What you will do.
In the quoted post within the forum thread on empires below, which nations does the writer say would have had larger or expanded empires had the UK lacked imperial ambitions? List every one.

Document section.

========================================

From my perspective, their populations are often incredibly ungrateful for what they have.



elgars ghost said:


> Some can't resist having a pop at the UK's empire past....again. The way it keeps on being dredged up you'd think we were the only nation ever to have had one. If the UK had been without imperial ambitions then the empires of France and Spain would have been substantially larger than they already were and those of Portugal and the Netherlands would probably have been expanded here and there, too - so would that have made the world a better place?


Oh, you'll never live it down. Here in South Africa, you have still not been forgiven for the concentration camps of the South African War more than a hundred years ago. Und ze Germans vill never live down ze Nazi era. And us white South Africans will never be allowed to forget the horrors of apartheid. So it goes.

Interestingly, no one ever has a word to say about the atrocities committed by some of the pre-colonial African empires...

Having done some introductory reading on history, it seems to me people are actually pretty much the same everywhere: they don't create empires because they are evil, but simply because that is in general what people do when they have enough power to do so, and their race or ethnic background has zilch to do with it.

========================================

Excerpted records.

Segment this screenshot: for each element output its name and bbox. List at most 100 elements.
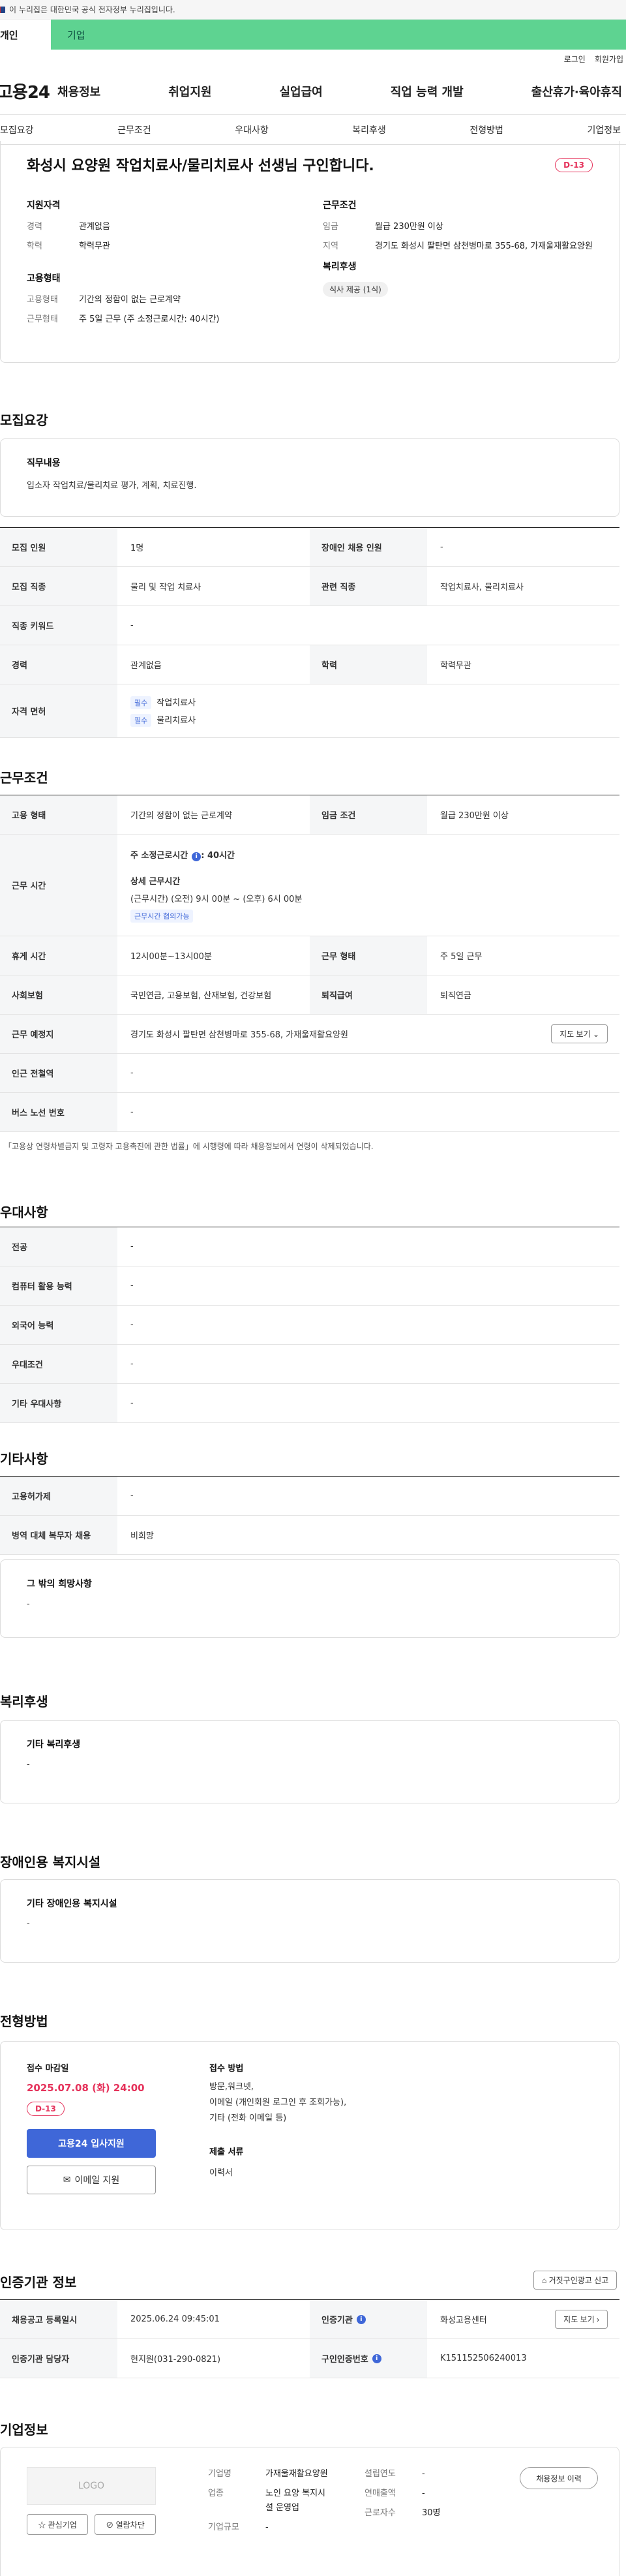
gnb-item-leave[interactable]: 출산휴가·육아휴직 — [531, 83, 622, 100]
sales-value: - — [422, 2489, 425, 2498]
table-row: 기타 우대사항 - — [0, 1384, 619, 1423]
row-key: 외국어 능력 — [0, 1306, 117, 1344]
agency-map-button[interactable]: 지도 보기 › — [555, 2310, 608, 2329]
row-value: - — [130, 621, 134, 630]
duty-title: 직무내용 — [27, 458, 61, 468]
apply-button[interactable]: 고용24 입사지원 — [27, 2129, 156, 2158]
row-key: 근무 시간 — [0, 835, 117, 936]
gnb-item-support[interactable]: 취업지원 — [168, 83, 211, 100]
chevron-right-icon: › — [597, 2315, 599, 2324]
tab-personal[interactable]: 개인 — [0, 20, 51, 50]
etc-other-title: 그 밖의 희망사항 — [27, 1579, 92, 1589]
work-time-detail: 주 소정근로시간 i: 40시간 상세 근무시간 (근무시간) (오전) 9시 0… — [117, 835, 619, 936]
employees-value: 30명 — [422, 2508, 441, 2518]
facility-title: 장애인용 복지시설 — [0, 1854, 101, 1870]
row-value: 화성고용센터 지도 보기 › — [427, 2300, 619, 2338]
info-icon[interactable]: i — [372, 2354, 381, 2363]
required-badge: 필수 — [130, 696, 152, 709]
table-row: 우대조건 - — [0, 1345, 619, 1384]
welfare-chip: 식사 제공 (1식) — [323, 282, 388, 297]
table-row: 모집 인원 1명 장애인 채용 인원 - — [0, 528, 619, 567]
false-ad-report-label: 거짓구인광고 신고 — [548, 2276, 609, 2285]
row-value: 국민연금, 고용보험, 산재보험, 건강보험 — [130, 991, 272, 1001]
row-value: 월급 230만원 이상 — [440, 811, 509, 821]
docs-label: 제출 서류 — [209, 2147, 244, 2157]
company-info-right: 설립연도 - 연매출액 - 근로자수 30명 — [365, 2467, 441, 2521]
site-logo[interactable]: 고용24 — [0, 79, 57, 103]
cond-region-key: 지역 — [323, 241, 338, 251]
tab-company[interactable]: 기업 — [51, 20, 626, 50]
anchor-pref[interactable]: 우대사항 — [235, 123, 269, 136]
signup-link[interactable]: 회원가입 — [595, 54, 623, 65]
etc-other-card: 그 밖의 희망사항 - — [0, 1559, 619, 1638]
emp-type-key: 고용형태 — [27, 295, 58, 305]
consult-badge: 근무시간 협의가능 — [130, 909, 194, 923]
cert-key-label: 인증기관 — [321, 2316, 353, 2325]
email-apply-label: 이메일 지원 — [74, 2175, 120, 2186]
sales-key: 연매출액 — [365, 2489, 396, 2498]
anchor-recruit[interactable]: 모집요강 — [0, 123, 34, 136]
row-value: - — [440, 542, 443, 552]
favorite-company-button[interactable]: ☆ 관심기업 — [27, 2514, 88, 2535]
week-hours-label: 주 소정근로시간 — [130, 850, 188, 861]
row-key: 컴퓨터 활용 능력 — [0, 1266, 117, 1305]
table-row: 고용허가제 - — [0, 1477, 619, 1516]
row-value: - — [130, 1242, 134, 1251]
anchor-company[interactable]: 기업정보 — [587, 123, 621, 136]
agency-table: 채용공고 등록일시 2025.06.24 09:45:01 인증기관 i 화성고용… — [0, 2299, 619, 2378]
row-key: 기타 우대사항 — [0, 1384, 117, 1422]
row-key: 모집 인원 — [0, 528, 117, 566]
row-value: 2025.06.24 09:45:01 — [130, 2314, 220, 2324]
info-icon[interactable]: i — [192, 851, 201, 861]
info-icon[interactable]: i — [356, 2314, 366, 2324]
employees-key: 근로자수 — [365, 2508, 396, 2518]
welfare-title: 복리후생 — [323, 262, 357, 272]
table-row: 병역 대체 복무자 채용 비희망 — [0, 1516, 619, 1555]
row-key: 사회보험 — [0, 975, 117, 1014]
job-history-button[interactable]: 채용정보 이력 — [520, 2467, 598, 2489]
row-value: 경기도 화성시 팔탄면 삼천병마로 355-68, 가재울재활요양원 지도 보기… — [117, 1015, 619, 1053]
duty-text: 입소자 작업치료/물리치료 평가, 계획, 치료진행. — [27, 481, 197, 491]
table-row: 인근 전철역 - — [0, 1054, 619, 1093]
map-view-button[interactable]: 지도 보기 ⌄ — [551, 1024, 608, 1043]
row-value: 물리 및 작업 치료사 — [130, 583, 201, 592]
summary-card: 화성시 요양원 작업치료사/물리치료사 선생님 구인합니다. D-13 지원자격… — [0, 141, 619, 363]
recruit-table: 모집 인원 1명 장애인 채용 인원 - 모집 직종 물리 및 작업 치료사 관… — [0, 527, 619, 738]
license-list: 필수 작업치료사 필수 물리치료사 — [117, 684, 619, 737]
cond-block: 근무조건 임금 월급 230만원 이상 지역 경기도 화성시 팔탄면 삼천병마로 3… — [323, 198, 593, 260]
gnb-item-training[interactable]: 직업 능력 개발 — [391, 83, 464, 100]
email-apply-button[interactable]: ✉ 이메일 지원 — [27, 2166, 156, 2194]
founded-key: 설립연도 — [365, 2469, 396, 2479]
license-item: 작업치료사 — [156, 698, 196, 708]
pref-table: 전공 - 컴퓨터 활용 능력 - 외국어 능력 - 우대조건 - 기타 우대사항 - — [0, 1227, 619, 1423]
method-line: 이메일 (개인회원 로그인 후 조회가능), — [209, 2098, 347, 2108]
row-key: 병역 대체 복무자 채용 — [0, 1516, 117, 1554]
cond-region-value: 경기도 화성시 팔탄면 삼천병마로 355-68, 가재울재활요양원 — [375, 241, 593, 251]
table-row: 외국어 능력 - — [0, 1306, 619, 1345]
row-key: 전공 — [0, 1227, 117, 1266]
anchor-welfare[interactable]: 복리후생 — [352, 123, 386, 136]
block-view-button[interactable]: ⊘ 열람차단 — [95, 2514, 156, 2535]
etc-title: 기타사항 — [0, 1451, 48, 1467]
facility-sub-title: 기타 장애인용 복지시설 — [27, 1899, 117, 1909]
false-ad-report-button[interactable]: ⌂ 거짓구인광고 신고 — [533, 2271, 618, 2290]
work-table: 고용 형태 기간의 정함이 없는 근로계약 임금 조건 월급 230만원 이상 … — [0, 795, 619, 1132]
envelope-icon: ✉ — [63, 2175, 71, 2185]
anchor-work[interactable]: 근무조건 — [117, 123, 151, 136]
anchor-selection[interactable]: 전형방법 — [470, 123, 503, 136]
row-key: 인증기관 담당자 — [0, 2339, 117, 2378]
utility-menu: 로그인 회원가입 — [0, 50, 626, 68]
login-link[interactable]: 로그인 — [564, 54, 586, 65]
welfare-card: 기타 복리후생 - — [0, 1720, 619, 1803]
cert-no-label: 구인인증번호 — [321, 2355, 368, 2365]
deadline-dday-badge: D-13 — [27, 2102, 65, 2116]
row-key: 휴게 시간 — [0, 936, 117, 975]
row-value: 퇴직연금 — [440, 991, 471, 1001]
gnb-item-benefit[interactable]: 실업급여 — [280, 83, 323, 100]
etc-table: 고용허가제 - 병역 대체 복무자 채용 비희망 — [0, 1476, 619, 1555]
map-view-label: 지도 보기 — [559, 1030, 591, 1039]
industry-key: 업종 — [208, 2489, 224, 2498]
qual-block: 지원자격 경력 관계없음 학력 학력무관 — [27, 198, 297, 260]
gnb-menu: 채용정보 취업지원 실업급여 직업 능력 개발 출산휴가·육아휴직 — [57, 83, 626, 100]
gnb-item-jobs[interactable]: 채용정보 — [57, 83, 100, 100]
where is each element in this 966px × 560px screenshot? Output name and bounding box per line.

========================================

Exercise answer.
France, Spain, Portugal, the Netherlands